> [Required task]:
With the pictures left out, copy the listing below exactly.

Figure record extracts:
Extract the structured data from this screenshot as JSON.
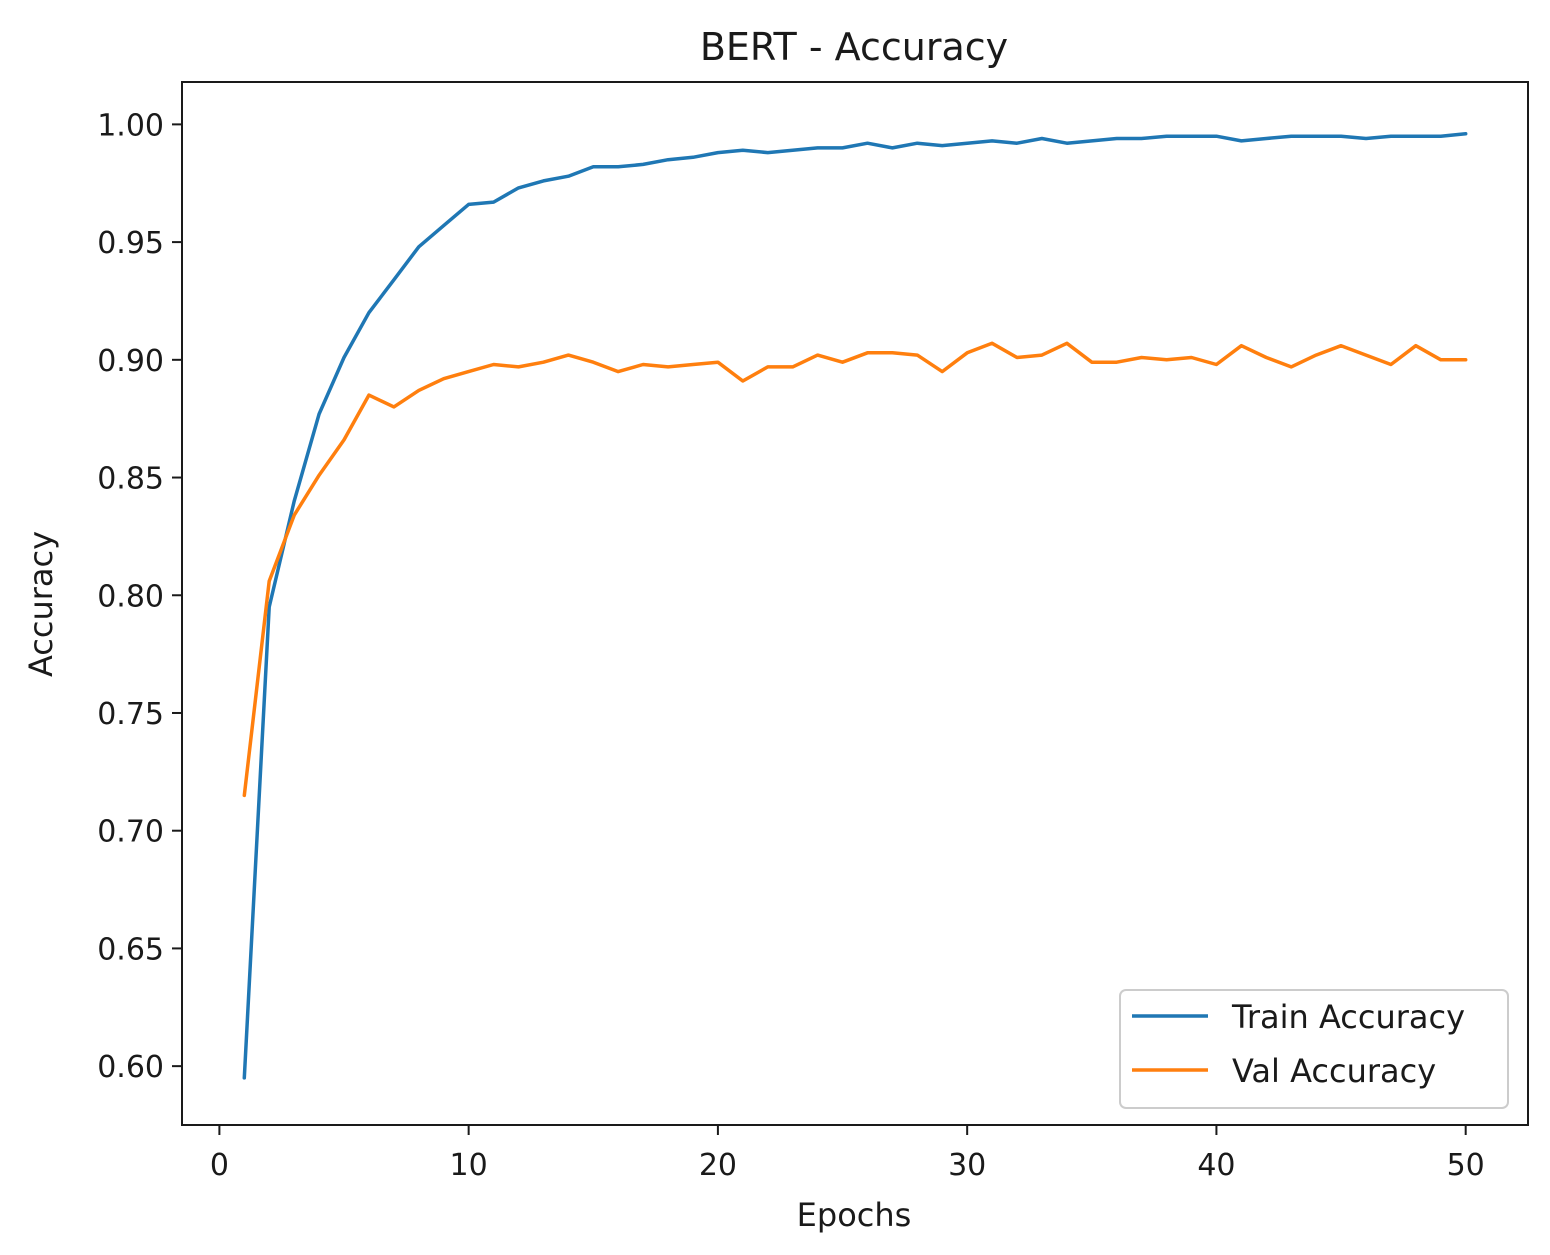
{
  "chart_data": {
    "type": "line",
    "title": "BERT - Accuracy",
    "xlabel": "Epochs",
    "ylabel": "Accuracy",
    "xlim": [
      -1.5,
      52.5
    ],
    "ylim": [
      0.575,
      1.018
    ],
    "xticks": [
      0,
      10,
      20,
      30,
      40,
      50
    ],
    "yticks": [
      0.6,
      0.65,
      0.7,
      0.75,
      0.8,
      0.85,
      0.9,
      0.95,
      1.0
    ],
    "xtick_labels": [
      "0",
      "10",
      "20",
      "30",
      "40",
      "50"
    ],
    "ytick_labels": [
      "0.60",
      "0.65",
      "0.70",
      "0.75",
      "0.80",
      "0.85",
      "0.90",
      "0.95",
      "1.00"
    ],
    "grid": false,
    "legend_position": "lower-right",
    "x": [
      1,
      2,
      3,
      4,
      5,
      6,
      7,
      8,
      9,
      10,
      11,
      12,
      13,
      14,
      15,
      16,
      17,
      18,
      19,
      20,
      21,
      22,
      23,
      24,
      25,
      26,
      27,
      28,
      29,
      30,
      31,
      32,
      33,
      34,
      35,
      36,
      37,
      38,
      39,
      40,
      41,
      42,
      43,
      44,
      45,
      46,
      47,
      48,
      49,
      50
    ],
    "series": [
      {
        "name": "Train Accuracy",
        "color": "#1f77b4",
        "values": [
          0.595,
          0.795,
          0.84,
          0.877,
          0.901,
          0.92,
          0.934,
          0.948,
          0.957,
          0.966,
          0.967,
          0.973,
          0.976,
          0.978,
          0.982,
          0.982,
          0.983,
          0.985,
          0.986,
          0.988,
          0.989,
          0.988,
          0.989,
          0.99,
          0.99,
          0.992,
          0.99,
          0.992,
          0.991,
          0.992,
          0.993,
          0.992,
          0.994,
          0.992,
          0.993,
          0.994,
          0.994,
          0.995,
          0.995,
          0.995,
          0.993,
          0.994,
          0.995,
          0.995,
          0.995,
          0.994,
          0.995,
          0.995,
          0.995,
          0.996
        ]
      },
      {
        "name": "Val Accuracy",
        "color": "#ff7f0e",
        "values": [
          0.715,
          0.806,
          0.834,
          0.851,
          0.866,
          0.885,
          0.88,
          0.887,
          0.892,
          0.895,
          0.898,
          0.897,
          0.899,
          0.902,
          0.899,
          0.895,
          0.898,
          0.897,
          0.898,
          0.899,
          0.891,
          0.897,
          0.897,
          0.902,
          0.899,
          0.903,
          0.903,
          0.902,
          0.895,
          0.903,
          0.907,
          0.901,
          0.902,
          0.907,
          0.899,
          0.899,
          0.901,
          0.9,
          0.901,
          0.898,
          0.906,
          0.901,
          0.897,
          0.902,
          0.906,
          0.902,
          0.898,
          0.906,
          0.9,
          0.9
        ]
      }
    ]
  }
}
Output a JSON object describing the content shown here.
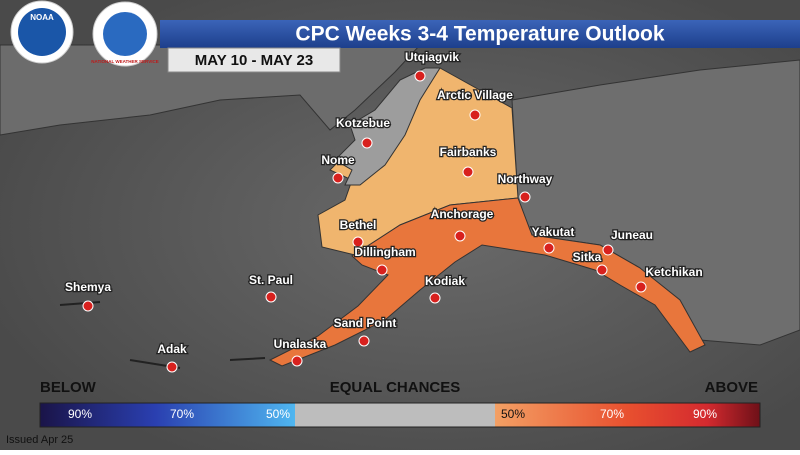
{
  "header": {
    "logos": [
      "NOAA",
      "NATIONAL WEATHER SERVICE"
    ],
    "title": "CPC Weeks 3-4 Temperature Outlook",
    "dates": "MAY 10 - MAY 23"
  },
  "cities": [
    {
      "name": "Utqiagvik"
    },
    {
      "name": "Arctic Village"
    },
    {
      "name": "Kotzebue"
    },
    {
      "name": "Fairbanks"
    },
    {
      "name": "Nome"
    },
    {
      "name": "Northway"
    },
    {
      "name": "Anchorage"
    },
    {
      "name": "Bethel"
    },
    {
      "name": "Yakutat"
    },
    {
      "name": "Juneau"
    },
    {
      "name": "Dillingham"
    },
    {
      "name": "Sitka"
    },
    {
      "name": "Ketchikan"
    },
    {
      "name": "St. Paul"
    },
    {
      "name": "Shemya"
    },
    {
      "name": "Kodiak"
    },
    {
      "name": "Sand Point"
    },
    {
      "name": "Unalaska"
    },
    {
      "name": "Adak"
    }
  ],
  "legend": {
    "below": "BELOW",
    "equal": "EQUAL CHANCES",
    "above": "ABOVE",
    "below_labels": [
      "90%",
      "70%",
      "50%"
    ],
    "above_labels": [
      "50%",
      "70%",
      "90%"
    ]
  },
  "footer": "Issued Apr 25"
}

> [Answer to this task]:
Extract the structured data from this screenshot as JSON.
{
  "chart_data": {
    "type": "line",
    "title": "BERT - Accuracy",
    "xlabel": "Epochs",
    "ylabel": "Accuracy",
    "xlim": [
      -1.5,
      52.5
    ],
    "ylim": [
      0.575,
      1.018
    ],
    "xticks": [
      0,
      10,
      20,
      30,
      40,
      50
    ],
    "yticks": [
      0.6,
      0.65,
      0.7,
      0.75,
      0.8,
      0.85,
      0.9,
      0.95,
      1.0
    ],
    "xtick_labels": [
      "0",
      "10",
      "20",
      "30",
      "40",
      "50"
    ],
    "ytick_labels": [
      "0.60",
      "0.65",
      "0.70",
      "0.75",
      "0.80",
      "0.85",
      "0.90",
      "0.95",
      "1.00"
    ],
    "grid": false,
    "legend_position": "lower-right",
    "x": [
      1,
      2,
      3,
      4,
      5,
      6,
      7,
      8,
      9,
      10,
      11,
      12,
      13,
      14,
      15,
      16,
      17,
      18,
      19,
      20,
      21,
      22,
      23,
      24,
      25,
      26,
      27,
      28,
      29,
      30,
      31,
      32,
      33,
      34,
      35,
      36,
      37,
      38,
      39,
      40,
      41,
      42,
      43,
      44,
      45,
      46,
      47,
      48,
      49,
      50
    ],
    "series": [
      {
        "name": "Train Accuracy",
        "color": "#1f77b4",
        "values": [
          0.595,
          0.795,
          0.84,
          0.877,
          0.901,
          0.92,
          0.934,
          0.948,
          0.957,
          0.966,
          0.967,
          0.973,
          0.976,
          0.978,
          0.982,
          0.982,
          0.983,
          0.985,
          0.986,
          0.988,
          0.989,
          0.988,
          0.989,
          0.99,
          0.99,
          0.992,
          0.99,
          0.992,
          0.991,
          0.992,
          0.993,
          0.992,
          0.994,
          0.992,
          0.993,
          0.994,
          0.994,
          0.995,
          0.995,
          0.995,
          0.993,
          0.994,
          0.995,
          0.995,
          0.995,
          0.994,
          0.995,
          0.995,
          0.995,
          0.996
        ]
      },
      {
        "name": "Val Accuracy",
        "color": "#ff7f0e",
        "values": [
          0.715,
          0.806,
          0.834,
          0.851,
          0.866,
          0.885,
          0.88,
          0.887,
          0.892,
          0.895,
          0.898,
          0.897,
          0.899,
          0.902,
          0.899,
          0.895,
          0.898,
          0.897,
          0.898,
          0.899,
          0.891,
          0.897,
          0.897,
          0.902,
          0.899,
          0.903,
          0.903,
          0.902,
          0.895,
          0.903,
          0.907,
          0.901,
          0.902,
          0.907,
          0.899,
          0.899,
          0.901,
          0.9,
          0.901,
          0.898,
          0.906,
          0.901,
          0.897,
          0.902,
          0.906,
          0.902,
          0.898,
          0.906,
          0.9,
          0.9
        ]
      }
    ]
  }
}
Output a JSON object describing the content shown here.
{
  "header": {
    "logos": [
      "NOAA",
      "NATIONAL WEATHER SERVICE"
    ],
    "title": "CPC Weeks 3-4 Temperature Outlook",
    "dates": "MAY 10 - MAY 23"
  },
  "cities": [
    {
      "name": "Utqiagvik"
    },
    {
      "name": "Arctic Village"
    },
    {
      "name": "Kotzebue"
    },
    {
      "name": "Fairbanks"
    },
    {
      "name": "Nome"
    },
    {
      "name": "Northway"
    },
    {
      "name": "Anchorage"
    },
    {
      "name": "Bethel"
    },
    {
      "name": "Yakutat"
    },
    {
      "name": "Juneau"
    },
    {
      "name": "Dillingham"
    },
    {
      "name": "Sitka"
    },
    {
      "name": "Ketchikan"
    },
    {
      "name": "St. Paul"
    },
    {
      "name": "Shemya"
    },
    {
      "name": "Kodiak"
    },
    {
      "name": "Sand Point"
    },
    {
      "name": "Unalaska"
    },
    {
      "name": "Adak"
    }
  ],
  "legend": {
    "below": "BELOW",
    "equal": "EQUAL CHANCES",
    "above": "ABOVE",
    "below_labels": [
      "90%",
      "70%",
      "50%"
    ],
    "above_labels": [
      "50%",
      "70%",
      "90%"
    ]
  },
  "footer": "Issued Apr 25"
}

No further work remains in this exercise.